* _Task to carry out_
Gather from the material every line that contains the string "accent".

(Items from a dataset)
# # # # # # #
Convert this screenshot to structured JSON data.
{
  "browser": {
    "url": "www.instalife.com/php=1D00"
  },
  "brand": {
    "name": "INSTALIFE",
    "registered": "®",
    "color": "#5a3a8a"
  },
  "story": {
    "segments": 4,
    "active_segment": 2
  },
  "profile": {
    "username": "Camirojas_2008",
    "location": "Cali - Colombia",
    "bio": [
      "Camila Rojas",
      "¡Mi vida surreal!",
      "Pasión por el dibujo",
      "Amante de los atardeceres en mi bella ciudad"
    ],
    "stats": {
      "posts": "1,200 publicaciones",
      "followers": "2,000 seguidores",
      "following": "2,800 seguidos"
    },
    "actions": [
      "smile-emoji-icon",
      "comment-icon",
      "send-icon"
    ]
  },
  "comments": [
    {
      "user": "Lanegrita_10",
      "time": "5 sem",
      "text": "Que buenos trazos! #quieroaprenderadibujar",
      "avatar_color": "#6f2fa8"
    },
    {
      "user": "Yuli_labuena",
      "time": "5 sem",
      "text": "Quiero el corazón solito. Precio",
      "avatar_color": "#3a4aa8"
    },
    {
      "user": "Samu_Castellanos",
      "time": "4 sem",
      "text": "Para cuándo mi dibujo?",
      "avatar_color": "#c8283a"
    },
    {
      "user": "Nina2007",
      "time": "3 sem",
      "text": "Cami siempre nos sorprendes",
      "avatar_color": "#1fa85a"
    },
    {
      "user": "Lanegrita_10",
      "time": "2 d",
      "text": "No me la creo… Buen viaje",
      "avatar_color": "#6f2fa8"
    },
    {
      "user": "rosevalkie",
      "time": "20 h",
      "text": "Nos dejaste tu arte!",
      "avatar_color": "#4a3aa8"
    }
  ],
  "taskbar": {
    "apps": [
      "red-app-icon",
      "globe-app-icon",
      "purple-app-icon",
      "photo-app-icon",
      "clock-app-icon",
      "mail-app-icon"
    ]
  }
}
# # # # # # #
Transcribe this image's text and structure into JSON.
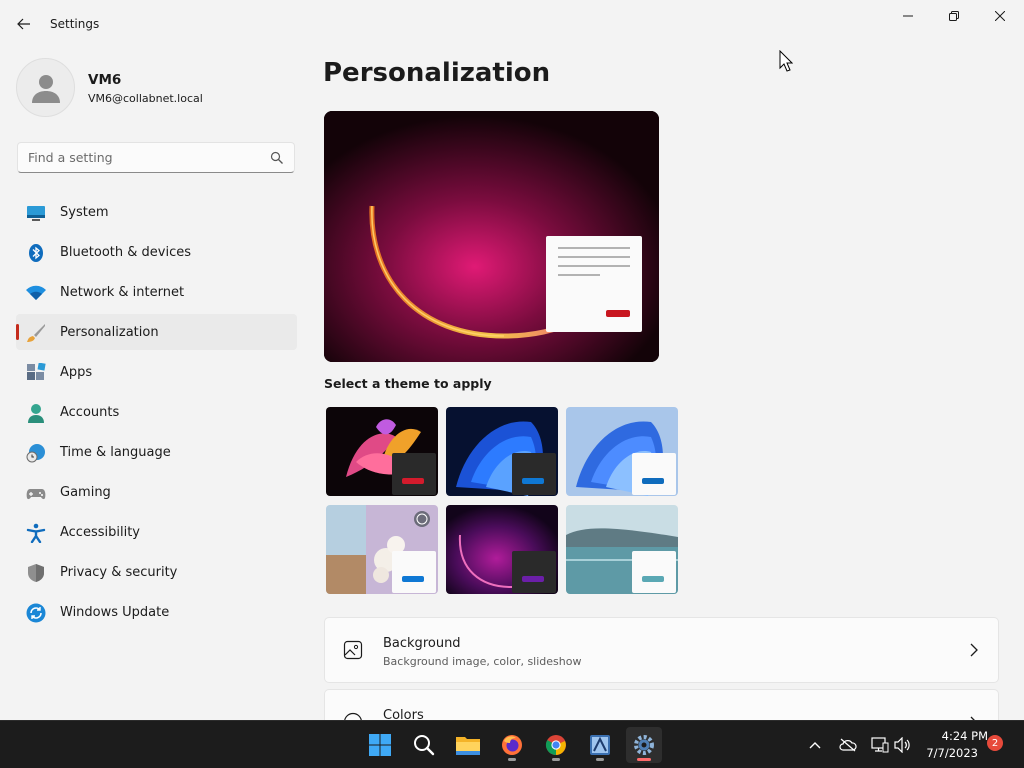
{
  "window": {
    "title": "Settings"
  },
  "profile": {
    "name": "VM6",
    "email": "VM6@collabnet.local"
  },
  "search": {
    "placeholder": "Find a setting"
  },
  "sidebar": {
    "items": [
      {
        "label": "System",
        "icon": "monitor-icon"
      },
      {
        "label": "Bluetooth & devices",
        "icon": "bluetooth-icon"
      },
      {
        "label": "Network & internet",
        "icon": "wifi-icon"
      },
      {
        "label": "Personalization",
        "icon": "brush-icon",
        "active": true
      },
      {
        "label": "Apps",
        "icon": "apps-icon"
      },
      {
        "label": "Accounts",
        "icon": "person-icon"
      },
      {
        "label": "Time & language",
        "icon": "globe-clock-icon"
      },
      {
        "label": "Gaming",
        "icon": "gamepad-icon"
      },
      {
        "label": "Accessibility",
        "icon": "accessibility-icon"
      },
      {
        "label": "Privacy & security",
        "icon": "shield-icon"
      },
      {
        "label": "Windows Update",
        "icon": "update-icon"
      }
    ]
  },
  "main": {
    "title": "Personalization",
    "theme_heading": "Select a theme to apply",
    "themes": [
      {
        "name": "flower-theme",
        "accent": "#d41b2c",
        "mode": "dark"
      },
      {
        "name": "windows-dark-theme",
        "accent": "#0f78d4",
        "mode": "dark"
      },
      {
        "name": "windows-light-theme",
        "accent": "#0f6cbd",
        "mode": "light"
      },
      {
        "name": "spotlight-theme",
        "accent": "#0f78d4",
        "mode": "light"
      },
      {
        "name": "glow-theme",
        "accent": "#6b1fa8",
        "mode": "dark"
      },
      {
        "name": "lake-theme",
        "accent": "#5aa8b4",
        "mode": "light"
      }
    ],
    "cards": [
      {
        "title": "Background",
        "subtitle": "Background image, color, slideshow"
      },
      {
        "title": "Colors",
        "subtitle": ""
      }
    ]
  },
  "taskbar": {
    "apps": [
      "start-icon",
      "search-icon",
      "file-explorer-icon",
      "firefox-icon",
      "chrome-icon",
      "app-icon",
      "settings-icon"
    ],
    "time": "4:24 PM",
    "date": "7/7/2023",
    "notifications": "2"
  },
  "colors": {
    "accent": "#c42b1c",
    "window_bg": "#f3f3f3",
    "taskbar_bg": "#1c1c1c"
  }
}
# # # # # # #
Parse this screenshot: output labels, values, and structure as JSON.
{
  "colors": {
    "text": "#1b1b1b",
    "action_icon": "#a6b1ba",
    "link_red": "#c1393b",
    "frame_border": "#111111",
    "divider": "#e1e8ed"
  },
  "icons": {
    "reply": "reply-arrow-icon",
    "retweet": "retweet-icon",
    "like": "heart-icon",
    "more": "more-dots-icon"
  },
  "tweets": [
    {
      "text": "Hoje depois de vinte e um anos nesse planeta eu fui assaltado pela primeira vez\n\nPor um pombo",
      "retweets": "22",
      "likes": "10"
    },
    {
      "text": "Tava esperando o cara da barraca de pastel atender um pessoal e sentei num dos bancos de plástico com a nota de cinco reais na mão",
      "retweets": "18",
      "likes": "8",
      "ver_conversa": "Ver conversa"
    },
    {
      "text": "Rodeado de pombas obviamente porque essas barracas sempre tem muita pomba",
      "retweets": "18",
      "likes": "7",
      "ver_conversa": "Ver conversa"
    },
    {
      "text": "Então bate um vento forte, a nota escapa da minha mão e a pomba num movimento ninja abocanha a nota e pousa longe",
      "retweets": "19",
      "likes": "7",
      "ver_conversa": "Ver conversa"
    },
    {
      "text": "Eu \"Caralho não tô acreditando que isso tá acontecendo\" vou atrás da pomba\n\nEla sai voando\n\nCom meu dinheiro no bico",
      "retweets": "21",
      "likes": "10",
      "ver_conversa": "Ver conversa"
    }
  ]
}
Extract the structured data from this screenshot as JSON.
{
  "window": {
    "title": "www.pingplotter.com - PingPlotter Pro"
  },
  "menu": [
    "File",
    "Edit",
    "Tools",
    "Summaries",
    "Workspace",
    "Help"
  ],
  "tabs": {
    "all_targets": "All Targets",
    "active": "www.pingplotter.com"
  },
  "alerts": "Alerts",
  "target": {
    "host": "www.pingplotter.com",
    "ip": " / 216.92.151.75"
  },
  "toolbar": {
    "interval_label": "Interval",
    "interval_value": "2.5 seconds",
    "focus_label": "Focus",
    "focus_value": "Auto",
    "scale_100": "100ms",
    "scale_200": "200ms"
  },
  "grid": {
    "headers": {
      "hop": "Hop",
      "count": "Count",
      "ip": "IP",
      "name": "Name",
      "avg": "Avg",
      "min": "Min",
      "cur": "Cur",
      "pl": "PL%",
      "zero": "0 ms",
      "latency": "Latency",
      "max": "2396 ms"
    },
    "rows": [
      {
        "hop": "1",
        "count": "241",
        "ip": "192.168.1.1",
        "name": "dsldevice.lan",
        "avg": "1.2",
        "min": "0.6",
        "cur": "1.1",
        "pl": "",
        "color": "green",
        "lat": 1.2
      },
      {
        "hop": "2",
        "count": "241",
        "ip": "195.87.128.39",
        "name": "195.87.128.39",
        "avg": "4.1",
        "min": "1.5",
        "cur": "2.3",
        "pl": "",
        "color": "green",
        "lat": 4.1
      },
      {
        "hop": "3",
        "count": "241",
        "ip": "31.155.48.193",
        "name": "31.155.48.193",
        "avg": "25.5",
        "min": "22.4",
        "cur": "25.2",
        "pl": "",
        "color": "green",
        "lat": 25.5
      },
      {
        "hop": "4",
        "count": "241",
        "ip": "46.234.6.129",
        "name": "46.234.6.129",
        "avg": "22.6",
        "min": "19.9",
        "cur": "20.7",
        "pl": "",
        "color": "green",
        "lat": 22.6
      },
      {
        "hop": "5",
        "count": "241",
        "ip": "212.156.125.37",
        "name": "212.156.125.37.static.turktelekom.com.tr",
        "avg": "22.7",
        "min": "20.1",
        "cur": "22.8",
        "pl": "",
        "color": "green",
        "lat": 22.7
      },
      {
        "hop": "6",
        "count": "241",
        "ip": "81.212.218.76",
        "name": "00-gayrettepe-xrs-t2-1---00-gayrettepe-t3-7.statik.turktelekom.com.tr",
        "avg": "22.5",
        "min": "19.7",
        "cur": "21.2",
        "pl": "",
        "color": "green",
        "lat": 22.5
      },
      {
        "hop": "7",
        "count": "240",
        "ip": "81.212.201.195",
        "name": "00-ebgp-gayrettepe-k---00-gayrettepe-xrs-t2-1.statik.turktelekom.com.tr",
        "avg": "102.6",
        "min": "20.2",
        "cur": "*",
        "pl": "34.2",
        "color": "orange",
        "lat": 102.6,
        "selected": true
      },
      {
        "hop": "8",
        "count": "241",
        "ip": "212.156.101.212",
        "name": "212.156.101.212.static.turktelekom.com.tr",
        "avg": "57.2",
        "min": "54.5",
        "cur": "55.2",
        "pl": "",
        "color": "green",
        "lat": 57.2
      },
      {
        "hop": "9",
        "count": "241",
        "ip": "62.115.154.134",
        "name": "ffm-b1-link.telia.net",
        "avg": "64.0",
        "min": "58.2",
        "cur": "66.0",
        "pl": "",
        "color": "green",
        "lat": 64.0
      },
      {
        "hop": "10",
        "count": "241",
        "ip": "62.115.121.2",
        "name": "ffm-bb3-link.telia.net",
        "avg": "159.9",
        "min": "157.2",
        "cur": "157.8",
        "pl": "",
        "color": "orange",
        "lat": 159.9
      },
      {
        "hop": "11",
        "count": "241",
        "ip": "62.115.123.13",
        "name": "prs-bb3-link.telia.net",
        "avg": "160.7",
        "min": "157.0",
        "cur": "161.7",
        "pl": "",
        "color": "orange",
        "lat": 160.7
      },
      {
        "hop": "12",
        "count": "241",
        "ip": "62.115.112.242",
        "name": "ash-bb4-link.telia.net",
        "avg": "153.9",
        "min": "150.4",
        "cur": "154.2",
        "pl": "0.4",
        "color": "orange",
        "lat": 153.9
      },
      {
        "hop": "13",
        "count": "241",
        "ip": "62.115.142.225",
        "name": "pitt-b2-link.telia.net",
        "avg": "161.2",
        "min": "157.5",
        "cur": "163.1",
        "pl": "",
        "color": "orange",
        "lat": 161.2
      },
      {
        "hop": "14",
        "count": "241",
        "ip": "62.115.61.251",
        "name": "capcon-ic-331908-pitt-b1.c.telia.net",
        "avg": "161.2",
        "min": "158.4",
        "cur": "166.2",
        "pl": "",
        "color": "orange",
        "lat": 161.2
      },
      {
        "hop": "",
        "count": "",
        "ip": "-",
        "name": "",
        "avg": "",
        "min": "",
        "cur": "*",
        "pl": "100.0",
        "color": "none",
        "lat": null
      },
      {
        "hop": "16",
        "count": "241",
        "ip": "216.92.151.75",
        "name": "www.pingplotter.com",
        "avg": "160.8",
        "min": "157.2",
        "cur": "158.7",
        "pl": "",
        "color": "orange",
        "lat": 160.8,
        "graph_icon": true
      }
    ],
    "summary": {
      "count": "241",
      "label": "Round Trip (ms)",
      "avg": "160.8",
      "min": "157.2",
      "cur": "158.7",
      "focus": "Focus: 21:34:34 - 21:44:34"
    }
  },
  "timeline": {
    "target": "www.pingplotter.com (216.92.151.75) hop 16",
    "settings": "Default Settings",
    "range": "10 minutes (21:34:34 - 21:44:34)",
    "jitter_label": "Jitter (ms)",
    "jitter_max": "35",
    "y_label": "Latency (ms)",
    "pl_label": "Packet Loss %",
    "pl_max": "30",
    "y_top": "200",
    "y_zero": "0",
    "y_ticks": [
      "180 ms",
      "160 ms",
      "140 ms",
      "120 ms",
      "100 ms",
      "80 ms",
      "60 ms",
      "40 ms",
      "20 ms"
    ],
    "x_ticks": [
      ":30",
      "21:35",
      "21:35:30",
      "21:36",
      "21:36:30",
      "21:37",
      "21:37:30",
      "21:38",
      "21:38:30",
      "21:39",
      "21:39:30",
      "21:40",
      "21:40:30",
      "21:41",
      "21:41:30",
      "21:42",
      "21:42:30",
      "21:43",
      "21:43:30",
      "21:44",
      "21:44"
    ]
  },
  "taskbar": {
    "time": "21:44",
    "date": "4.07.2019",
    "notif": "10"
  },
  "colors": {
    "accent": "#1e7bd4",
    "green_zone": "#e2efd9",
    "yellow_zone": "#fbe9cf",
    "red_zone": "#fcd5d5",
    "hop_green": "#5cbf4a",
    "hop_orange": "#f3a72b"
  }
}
# # # # # # #
* _Finished exercise_
        "accent": "#d41b2c",
        "accent": "#0f78d4",
        "accent": "#0f6cbd",
        "accent": "#0f78d4",
        "accent": "#6b1fa8",
        "accent": "#5aa8b4",
    "accent": "#c42b1c",
    "accent": "#1e7bd4",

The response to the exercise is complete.